**Exercise materials**.
-------------------------
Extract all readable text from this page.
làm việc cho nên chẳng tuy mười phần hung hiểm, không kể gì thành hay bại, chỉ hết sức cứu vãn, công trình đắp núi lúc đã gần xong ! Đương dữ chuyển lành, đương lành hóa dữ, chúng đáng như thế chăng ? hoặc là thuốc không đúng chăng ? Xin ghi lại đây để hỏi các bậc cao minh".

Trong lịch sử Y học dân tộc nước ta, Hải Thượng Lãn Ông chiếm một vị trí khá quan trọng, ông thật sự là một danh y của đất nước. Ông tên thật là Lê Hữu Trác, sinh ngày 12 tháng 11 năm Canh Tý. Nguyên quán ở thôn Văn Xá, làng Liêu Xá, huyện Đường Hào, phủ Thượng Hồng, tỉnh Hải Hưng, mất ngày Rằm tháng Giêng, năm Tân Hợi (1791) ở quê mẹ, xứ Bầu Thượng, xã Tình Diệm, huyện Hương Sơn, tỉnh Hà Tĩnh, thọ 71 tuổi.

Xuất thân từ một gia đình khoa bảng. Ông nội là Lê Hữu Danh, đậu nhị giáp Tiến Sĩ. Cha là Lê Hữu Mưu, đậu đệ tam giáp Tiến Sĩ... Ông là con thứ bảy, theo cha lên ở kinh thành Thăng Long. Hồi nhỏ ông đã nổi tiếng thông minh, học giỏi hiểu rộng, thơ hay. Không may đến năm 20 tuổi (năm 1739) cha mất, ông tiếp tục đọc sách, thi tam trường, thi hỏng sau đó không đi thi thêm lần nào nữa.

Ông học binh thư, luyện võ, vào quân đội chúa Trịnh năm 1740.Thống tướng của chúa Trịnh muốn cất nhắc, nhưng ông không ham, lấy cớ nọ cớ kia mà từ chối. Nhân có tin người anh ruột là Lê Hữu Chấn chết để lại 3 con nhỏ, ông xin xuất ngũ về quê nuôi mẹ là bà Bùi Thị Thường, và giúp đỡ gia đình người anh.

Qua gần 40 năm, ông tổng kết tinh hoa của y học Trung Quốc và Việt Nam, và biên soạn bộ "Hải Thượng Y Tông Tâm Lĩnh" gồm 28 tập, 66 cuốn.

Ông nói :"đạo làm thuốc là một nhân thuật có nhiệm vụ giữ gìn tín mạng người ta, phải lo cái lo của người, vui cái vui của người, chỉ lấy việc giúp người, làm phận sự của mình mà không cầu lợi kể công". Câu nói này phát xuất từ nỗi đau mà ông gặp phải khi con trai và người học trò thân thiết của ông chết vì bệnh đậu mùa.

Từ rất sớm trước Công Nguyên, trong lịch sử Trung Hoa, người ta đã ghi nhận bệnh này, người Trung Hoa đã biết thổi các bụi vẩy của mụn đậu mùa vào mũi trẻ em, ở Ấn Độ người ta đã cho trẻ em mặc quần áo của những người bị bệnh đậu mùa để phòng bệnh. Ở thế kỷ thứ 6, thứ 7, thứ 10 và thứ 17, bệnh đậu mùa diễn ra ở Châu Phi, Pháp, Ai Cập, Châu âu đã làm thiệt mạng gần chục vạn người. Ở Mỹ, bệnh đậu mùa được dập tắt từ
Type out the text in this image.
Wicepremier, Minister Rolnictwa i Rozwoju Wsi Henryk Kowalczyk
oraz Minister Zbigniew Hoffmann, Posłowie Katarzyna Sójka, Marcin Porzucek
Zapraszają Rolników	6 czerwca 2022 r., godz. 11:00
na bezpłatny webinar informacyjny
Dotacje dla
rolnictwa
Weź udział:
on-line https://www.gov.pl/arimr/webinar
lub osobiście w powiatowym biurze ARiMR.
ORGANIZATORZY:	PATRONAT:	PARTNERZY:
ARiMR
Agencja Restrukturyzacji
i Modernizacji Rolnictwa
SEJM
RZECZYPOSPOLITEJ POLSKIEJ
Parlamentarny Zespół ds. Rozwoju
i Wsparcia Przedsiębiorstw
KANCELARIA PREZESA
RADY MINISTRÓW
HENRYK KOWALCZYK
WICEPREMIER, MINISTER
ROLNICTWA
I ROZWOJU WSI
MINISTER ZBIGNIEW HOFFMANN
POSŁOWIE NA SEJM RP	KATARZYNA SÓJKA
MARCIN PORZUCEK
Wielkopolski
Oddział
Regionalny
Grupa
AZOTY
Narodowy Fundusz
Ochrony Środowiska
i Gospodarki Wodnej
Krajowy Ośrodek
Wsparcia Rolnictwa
-------------------------
**Your instructions**. Transcribe each record exactly. Leave nothing out.

**Answer to the exercise**.
Extract all readable text from this page.
làm việc cho nên chẳng tuy mười phần hung hiểm, không kể gì thành hay bại, chỉ hết sức cứu vãn, công trình đắp núi lúc đã gần xong ! Đương dữ chuyển lành, đương lành hóa dữ, chúng đáng như thế chăng ? hoặc là thuốc không đúng chăng ? Xin ghi lại đây để hỏi các bậc cao minh".

Trong lịch sử Y học dân tộc nước ta, Hải Thượng Lãn Ông chiếm một vị trí khá quan trọng, ông thật sự là một danh y của đất nước. Ông tên thật là Lê Hữu Trác, sinh ngày 12 tháng 11 năm Canh Tý. Nguyên quán ở thôn Văn Xá, làng Liêu Xá, huyện Đường Hào, phủ Thượng Hồng, tỉnh Hải Hưng, mất ngày Rằm tháng Giêng, năm Tân Hợi (1791) ở quê mẹ, xứ Bầu Thượng, xã Tình Diệm, huyện Hương Sơn, tỉnh Hà Tĩnh, thọ 71 tuổi.

Xuất thân từ một gia đình khoa bảng. Ông nội là Lê Hữu Danh, đậu nhị giáp Tiến Sĩ. Cha là Lê Hữu Mưu, đậu đệ tam giáp Tiến Sĩ... Ông là con thứ bảy, theo cha lên ở kinh thành Thăng Long. Hồi nhỏ ông đã nổi tiếng thông minh, học giỏi hiểu rộng, thơ hay. Không may đến năm 20 tuổi (năm 1739) cha mất, ông tiếp tục đọc sách, thi tam trường, thi hỏng sau đó không đi thi thêm lần nào nữa.

Ông học binh thư, luyện võ, vào quân đội chúa Trịnh năm 1740.Thống tướng của chúa Trịnh muốn cất nhắc, nhưng ông không ham, lấy cớ nọ cớ kia mà từ chối. Nhân có tin người anh ruột là Lê Hữu Chấn chết để lại 3 con nhỏ, ông xin xuất ngũ về quê nuôi mẹ là bà Bùi Thị Thường, và giúp đỡ gia đình người anh.

Qua gần 40 năm, ông tổng kết tinh hoa của y học Trung Quốc và Việt Nam, và biên soạn bộ "Hải Thượng Y Tông Tâm Lĩnh" gồm 28 tập, 66 cuốn.

Ông nói :"đạo làm thuốc là một nhân thuật có nhiệm vụ giữ gìn tín mạng người ta, phải lo cái lo của người, vui cái vui của người, chỉ lấy việc giúp người, làm phận sự của mình mà không cầu lợi kể công". Câu nói này phát xuất từ nỗi đau mà ông gặp phải khi con trai và người học trò thân thiết của ông chết vì bệnh đậu mùa.

Từ rất sớm trước Công Nguyên, trong lịch sử Trung Hoa, người ta đã ghi nhận bệnh này, người Trung Hoa đã biết thổi các bụi vẩy của mụn đậu mùa vào mũi trẻ em, ở Ấn Độ người ta đã cho trẻ em mặc quần áo của những người bị bệnh đậu mùa để phòng bệnh. Ở thế kỷ thứ 6, thứ 7, thứ 10 và thứ 17, bệnh đậu mùa diễn ra ở Châu Phi, Pháp, Ai Cập, Châu âu đã làm thiệt mạng gần chục vạn người. Ở Mỹ, bệnh đậu mùa được dập tắt từ
Type out the text in this image.
Wicepremier, Minister Rolnictwa i Rozwoju Wsi Henryk Kowalczyk
oraz Minister Zbigniew Hoffmann, Posłowie Katarzyna Sójka, Marcin Porzucek
Zapraszają Rolników	6 czerwca 2022 r., godz. 11:00
na bezpłatny webinar informacyjny
Dotacje dla
rolnictwa
Weź udział:
on-line https://www.gov.pl/arimr/webinar
lub osobiście w powiatowym biurze ARiMR.
ORGANIZATORZY:	PATRONAT:	PARTNERZY:
ARiMR
Agencja Restrukturyzacji
i Modernizacji Rolnictwa
SEJM
RZECZYPOSPOLITEJ POLSKIEJ
Parlamentarny Zespół ds. Rozwoju
i Wsparcia Przedsiębiorstw
KANCELARIA PREZESA
RADY MINISTRÓW
HENRYK KOWALCZYK
WICEPREMIER, MINISTER
ROLNICTWA
I ROZWOJU WSI
MINISTER ZBIGNIEW HOFFMANN
POSŁOWIE NA SEJM RP	KATARZYNA SÓJKA
MARCIN PORZUCEK
Wielkopolski
Oddział
Regionalny
Grupa
AZOTY
Narodowy Fundusz
Ochrony Środowiska
i Gospodarki Wodnej
Krajowy Ośrodek
Wsparcia Rolnictwa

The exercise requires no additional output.